Reproduce every line of the listing below without altering anything.

--- start Materials provided ---

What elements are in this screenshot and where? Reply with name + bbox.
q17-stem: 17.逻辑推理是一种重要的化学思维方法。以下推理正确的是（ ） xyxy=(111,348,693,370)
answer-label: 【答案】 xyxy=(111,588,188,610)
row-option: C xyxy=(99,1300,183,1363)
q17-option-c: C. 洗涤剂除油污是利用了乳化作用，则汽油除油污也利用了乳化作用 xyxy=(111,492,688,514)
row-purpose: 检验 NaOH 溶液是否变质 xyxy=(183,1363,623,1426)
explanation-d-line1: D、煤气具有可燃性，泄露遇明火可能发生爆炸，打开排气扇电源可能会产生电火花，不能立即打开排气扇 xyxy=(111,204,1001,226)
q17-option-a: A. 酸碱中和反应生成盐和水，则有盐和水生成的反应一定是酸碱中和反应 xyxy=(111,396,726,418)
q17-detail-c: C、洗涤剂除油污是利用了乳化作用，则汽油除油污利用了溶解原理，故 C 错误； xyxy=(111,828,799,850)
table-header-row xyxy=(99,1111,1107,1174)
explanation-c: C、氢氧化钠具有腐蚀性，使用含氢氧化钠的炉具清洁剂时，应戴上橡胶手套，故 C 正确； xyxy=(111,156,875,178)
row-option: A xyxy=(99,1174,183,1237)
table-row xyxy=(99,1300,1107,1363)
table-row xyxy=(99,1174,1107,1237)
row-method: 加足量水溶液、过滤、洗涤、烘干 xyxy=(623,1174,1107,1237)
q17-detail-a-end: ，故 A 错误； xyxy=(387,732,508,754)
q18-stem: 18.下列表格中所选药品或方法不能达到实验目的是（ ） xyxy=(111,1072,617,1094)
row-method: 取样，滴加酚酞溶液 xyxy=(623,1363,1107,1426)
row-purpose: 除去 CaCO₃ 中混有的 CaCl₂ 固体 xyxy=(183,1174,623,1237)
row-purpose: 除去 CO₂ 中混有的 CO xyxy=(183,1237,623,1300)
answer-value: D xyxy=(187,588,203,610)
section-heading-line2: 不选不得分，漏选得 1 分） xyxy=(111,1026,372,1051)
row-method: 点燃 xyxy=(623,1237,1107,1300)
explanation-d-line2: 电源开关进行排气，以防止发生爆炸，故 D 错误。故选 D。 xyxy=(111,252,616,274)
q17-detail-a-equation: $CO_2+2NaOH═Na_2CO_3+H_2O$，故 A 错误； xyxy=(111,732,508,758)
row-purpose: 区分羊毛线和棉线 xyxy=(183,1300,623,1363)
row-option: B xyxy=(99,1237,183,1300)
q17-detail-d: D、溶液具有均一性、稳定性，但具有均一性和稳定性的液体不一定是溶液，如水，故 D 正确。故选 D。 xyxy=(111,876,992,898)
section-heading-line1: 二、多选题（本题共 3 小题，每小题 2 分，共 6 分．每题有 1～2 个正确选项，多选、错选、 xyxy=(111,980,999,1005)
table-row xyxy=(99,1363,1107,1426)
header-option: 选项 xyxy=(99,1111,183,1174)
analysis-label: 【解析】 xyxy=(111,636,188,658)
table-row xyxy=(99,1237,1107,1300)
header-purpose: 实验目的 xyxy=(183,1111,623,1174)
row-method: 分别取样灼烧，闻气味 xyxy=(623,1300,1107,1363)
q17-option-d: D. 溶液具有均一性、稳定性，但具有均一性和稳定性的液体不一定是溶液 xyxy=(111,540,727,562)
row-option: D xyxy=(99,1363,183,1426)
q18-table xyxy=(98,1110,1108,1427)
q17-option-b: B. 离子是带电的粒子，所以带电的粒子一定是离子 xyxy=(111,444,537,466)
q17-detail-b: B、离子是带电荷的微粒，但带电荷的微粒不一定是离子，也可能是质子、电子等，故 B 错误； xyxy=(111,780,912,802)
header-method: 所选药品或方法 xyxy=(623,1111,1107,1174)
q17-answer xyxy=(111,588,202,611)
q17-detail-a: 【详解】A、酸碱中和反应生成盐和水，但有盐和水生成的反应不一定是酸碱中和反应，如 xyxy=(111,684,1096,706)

--- end Materials provided ---

> **Written response**
What elements are in this screenshot and where? Reply with name + bbox.
q17-stem: 17.逻辑推理是一种重要的化学思维方法。以下推理正确的是（ ） xyxy=(111,348,693,370)
answer-label: 【答案】 xyxy=(111,588,188,610)
row-option: C xyxy=(99,1300,183,1363)
q17-option-c: C. 洗涤剂除油污是利用了乳化作用，则汽油除油污也利用了乳化作用 xyxy=(111,492,688,514)
row-purpose: 检验 NaOH 溶液是否变质 xyxy=(183,1363,623,1426)
explanation-d-line1: D、煤气具有可燃性，泄露遇明火可能发生爆炸，打开排气扇电源可能会产生电火花，不能立即打开排气扇 xyxy=(111,204,1001,226)
q17-option-a: A. 酸碱中和反应生成盐和水，则有盐和水生成的反应一定是酸碱中和反应 xyxy=(111,396,726,418)
q17-detail-c: C、洗涤剂除油污是利用了乳化作用，则汽油除油污利用了溶解原理，故 C 错误； xyxy=(111,828,799,850)
table-header-row xyxy=(99,1111,1107,1174)
explanation-c: C、氢氧化钠具有腐蚀性，使用含氢氧化钠的炉具清洁剂时，应戴上橡胶手套，故 C 正确； xyxy=(111,156,875,178)
row-option: A xyxy=(99,1174,183,1237)
table-row xyxy=(99,1300,1107,1363)
table-row xyxy=(99,1174,1107,1237)
row-method: 加足量水溶液、过滤、洗涤、烘干 xyxy=(623,1174,1107,1237)
q17-detail-a-end: ，故 A 错误； xyxy=(387,732,508,754)
q18-stem: 18.下列表格中所选药品或方法不能达到实验目的是（ ） xyxy=(111,1072,617,1094)
row-method: 取样，滴加酚酞溶液 xyxy=(623,1363,1107,1426)
row-purpose: 除去 CaCO₃ 中混有的 CaCl₂ 固体 xyxy=(183,1174,623,1237)
row-purpose: 除去 CO₂ 中混有的 CO xyxy=(183,1237,623,1300)
answer-value: D xyxy=(187,588,203,610)
section-heading-line2: 不选不得分，漏选得 1 分） xyxy=(111,1026,372,1051)
row-method: 点燃 xyxy=(623,1237,1107,1300)
explanation-d-line2: 电源开关进行排气，以防止发生爆炸，故 D 错误。故选 D。 xyxy=(111,252,616,274)
q17-detail-a-equation: $CO_2+2NaOH═Na_2CO_3+H_2O$，故 A 错误； xyxy=(111,732,508,758)
row-purpose: 区分羊毛线和棉线 xyxy=(183,1300,623,1363)
row-option: B xyxy=(99,1237,183,1300)
q17-detail-d: D、溶液具有均一性、稳定性，但具有均一性和稳定性的液体不一定是溶液，如水，故 D 正确。故选 D。 xyxy=(111,876,992,898)
section-heading-line1: 二、多选题（本题共 3 小题，每小题 2 分，共 6 分．每题有 1～2 个正确选项，多选、错选、 xyxy=(111,980,999,1005)
table-row xyxy=(99,1363,1107,1426)
header-option: 选项 xyxy=(99,1111,183,1174)
analysis-label: 【解析】 xyxy=(111,636,188,658)
table-row xyxy=(99,1237,1107,1300)
header-purpose: 实验目的 xyxy=(183,1111,623,1174)
row-method: 分别取样灼烧，闻气味 xyxy=(623,1300,1107,1363)
q17-option-d: D. 溶液具有均一性、稳定性，但具有均一性和稳定性的液体不一定是溶液 xyxy=(111,540,727,562)
row-option: D xyxy=(99,1363,183,1426)
q18-table xyxy=(98,1110,1108,1427)
q17-option-b: B. 离子是带电的粒子，所以带电的粒子一定是离子 xyxy=(111,444,537,466)
q17-detail-b: B、离子是带电荷的微粒，但带电荷的微粒不一定是离子，也可能是质子、电子等，故 B 错误； xyxy=(111,780,912,802)
header-method: 所选药品或方法 xyxy=(623,1111,1107,1174)
q17-answer xyxy=(111,588,202,611)
q17-detail-a: 【详解】A、酸碱中和反应生成盐和水，但有盐和水生成的反应不一定是酸碱中和反应，如 xyxy=(111,684,1096,706)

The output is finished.